─── 本文
2018年の日経平均株価は年間では7年ぶりに下落。12年末から始まった「アベノミクス相場」では初の下落となった。米中貿易摩擦をはじめ、依然として世界経済の不透明感が漂うなか、2019年はどうなるのだろうか? 新年特集「2019年にお金で泣く人、笑う人」では、全7回にわたり、相場見通しや個人の所得に関わる税制改正動向、不動産市場見通し、新しい投資のカタチなどをお届けしていく。

年始特集2019年
(画像=ZUU online)

目次

  1. 2018年は運用担当者にとって稀に見る「受難の年」となった
  2. マーケット関係者注目の野村証券予想は、日経平均2万4000円
  3. 2019年10月は株価にとって大敵の消費税増税予定が控えている
  4. 株価が懐疑の中で育つなら、2019年は強気相場の可能性も

2018年は運用担当者にとって稀に見る「受難の年」となった

2019年の東京株式市場では、企業業績拡大に対する期待感や株主還元強化のトレンドがプラス要因となる一方、米国発の世界的な景気後退や2019年10月に予定される消費税増税がマイナス要因として警戒されている。年末にかけて発行された証券会社などのレポートを読む限り、強気と慎重論が混在し、「市場コンセンサス」と呼べる相場シナリオは固まっていないのが現状だ。
──────
─── 提供資料
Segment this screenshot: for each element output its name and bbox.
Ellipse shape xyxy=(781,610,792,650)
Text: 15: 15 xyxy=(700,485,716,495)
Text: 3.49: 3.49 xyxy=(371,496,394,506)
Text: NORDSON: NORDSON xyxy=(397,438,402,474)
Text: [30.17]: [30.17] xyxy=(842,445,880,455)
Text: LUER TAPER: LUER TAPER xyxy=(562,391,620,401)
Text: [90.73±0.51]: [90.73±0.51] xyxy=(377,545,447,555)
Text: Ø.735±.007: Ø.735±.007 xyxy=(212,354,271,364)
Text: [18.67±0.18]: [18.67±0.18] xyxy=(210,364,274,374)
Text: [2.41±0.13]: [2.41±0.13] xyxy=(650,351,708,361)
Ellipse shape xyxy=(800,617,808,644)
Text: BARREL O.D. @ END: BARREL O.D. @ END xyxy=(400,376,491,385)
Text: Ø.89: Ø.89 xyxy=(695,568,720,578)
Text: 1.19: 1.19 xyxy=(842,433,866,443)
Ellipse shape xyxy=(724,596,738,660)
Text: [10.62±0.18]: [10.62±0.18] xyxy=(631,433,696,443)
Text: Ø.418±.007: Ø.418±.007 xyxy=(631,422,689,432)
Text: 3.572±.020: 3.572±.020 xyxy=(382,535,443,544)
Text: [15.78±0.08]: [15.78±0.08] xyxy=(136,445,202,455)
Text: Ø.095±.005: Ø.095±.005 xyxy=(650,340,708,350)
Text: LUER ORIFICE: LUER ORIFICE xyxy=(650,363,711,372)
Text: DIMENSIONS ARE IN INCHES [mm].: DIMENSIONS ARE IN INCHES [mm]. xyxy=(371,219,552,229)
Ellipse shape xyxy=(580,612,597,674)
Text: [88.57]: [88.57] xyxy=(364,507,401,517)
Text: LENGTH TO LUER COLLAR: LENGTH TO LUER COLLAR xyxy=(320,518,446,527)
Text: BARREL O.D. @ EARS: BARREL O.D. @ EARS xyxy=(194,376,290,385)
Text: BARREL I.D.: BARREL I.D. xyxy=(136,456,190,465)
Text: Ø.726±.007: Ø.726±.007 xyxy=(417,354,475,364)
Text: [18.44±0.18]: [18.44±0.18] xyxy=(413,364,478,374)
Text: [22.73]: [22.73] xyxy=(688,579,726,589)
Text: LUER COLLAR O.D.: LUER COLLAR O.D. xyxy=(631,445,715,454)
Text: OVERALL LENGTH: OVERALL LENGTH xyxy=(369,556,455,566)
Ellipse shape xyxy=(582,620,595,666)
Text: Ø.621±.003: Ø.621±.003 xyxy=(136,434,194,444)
──────
* [練習課題]:
(1) 本文によると、2018年の日経平均株価は年間で何年ぶりの下落となったか。
(2) 本文のうち、「1. 2018年は運用担当者にとって稀に見る「受難の年」となった」を含む語句で始まり「は固まっていないのが現状だ。」で終わる部分を、一字も変えずに書き写しなさい。

* [課題の解答]:
(1) 7年ぶりの下落となった。

(2)
1. 2018年は運用担当者にとって稀に見る「受難の年」となった
  2. マーケット関係者注目の野村証券予想は、日経平均2万4000円
  3. 2019年10月は株価にとって大敵の消費税増税予定が控えている
  4. 株価が懐疑の中で育つなら、2019年は強気相場の可能性も

2018年は運用担当者にとって稀に見る「受難の年」となった

2019年の東京株式市場では、企業業績拡大に対する期待感や株主還元強化のトレンドがプラス要因となる一方、米国発の世界的な景気後退や2019年10月に予定される消費税増税がマイナス要因として警戒されている。年末にかけて発行された証券会社などのレポートを読む限り、強気と慎重論が混在し、「市場コンセンサス」と呼べる相場シナリオは固まっていないのが現状だ。